- **The exercise**: Spot each line that carries the word "Lake"; copy those lines.

- **Stored data**:

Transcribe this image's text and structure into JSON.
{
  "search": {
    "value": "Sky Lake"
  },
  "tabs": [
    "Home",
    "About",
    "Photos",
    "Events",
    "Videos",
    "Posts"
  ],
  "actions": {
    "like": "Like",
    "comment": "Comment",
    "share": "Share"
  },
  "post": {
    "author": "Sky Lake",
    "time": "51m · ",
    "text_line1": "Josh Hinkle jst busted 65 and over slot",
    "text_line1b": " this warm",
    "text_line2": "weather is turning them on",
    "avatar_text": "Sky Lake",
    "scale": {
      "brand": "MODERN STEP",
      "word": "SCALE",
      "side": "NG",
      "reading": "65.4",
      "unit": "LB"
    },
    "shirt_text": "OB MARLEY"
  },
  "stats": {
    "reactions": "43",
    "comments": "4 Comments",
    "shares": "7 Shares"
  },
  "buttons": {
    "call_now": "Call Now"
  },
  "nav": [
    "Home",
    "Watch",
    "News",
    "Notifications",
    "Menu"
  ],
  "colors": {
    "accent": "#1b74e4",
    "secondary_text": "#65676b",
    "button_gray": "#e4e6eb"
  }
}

- **Solution to the exercise**:
    "value": "Sky Lake"
    "author": "Sky Lake",
    "avatar_text": "Sky Lake",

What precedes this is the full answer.